### Task to complete
Only a number is wanted: how many lines in the listing contain the word "無治療無増悪期間別の患者さんの人数"?

### Information provided
■ ■ ■ ■

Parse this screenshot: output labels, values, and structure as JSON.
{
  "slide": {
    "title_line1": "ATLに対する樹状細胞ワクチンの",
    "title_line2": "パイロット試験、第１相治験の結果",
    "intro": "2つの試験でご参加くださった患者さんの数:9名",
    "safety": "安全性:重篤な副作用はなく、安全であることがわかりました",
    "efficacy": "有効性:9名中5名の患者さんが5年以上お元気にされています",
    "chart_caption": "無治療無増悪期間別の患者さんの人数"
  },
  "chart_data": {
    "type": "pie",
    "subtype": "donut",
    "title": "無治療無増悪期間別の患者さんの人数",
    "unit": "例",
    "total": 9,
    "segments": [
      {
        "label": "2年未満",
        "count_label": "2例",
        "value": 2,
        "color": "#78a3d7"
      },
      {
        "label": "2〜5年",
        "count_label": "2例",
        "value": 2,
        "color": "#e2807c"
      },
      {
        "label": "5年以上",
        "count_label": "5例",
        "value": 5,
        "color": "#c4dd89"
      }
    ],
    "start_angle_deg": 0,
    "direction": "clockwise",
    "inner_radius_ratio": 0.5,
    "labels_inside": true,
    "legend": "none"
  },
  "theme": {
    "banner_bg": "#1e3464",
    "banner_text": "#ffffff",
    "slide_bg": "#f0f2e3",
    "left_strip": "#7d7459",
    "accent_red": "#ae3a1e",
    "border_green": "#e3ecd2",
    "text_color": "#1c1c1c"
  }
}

■ ■ ■ ■

### Written answer
2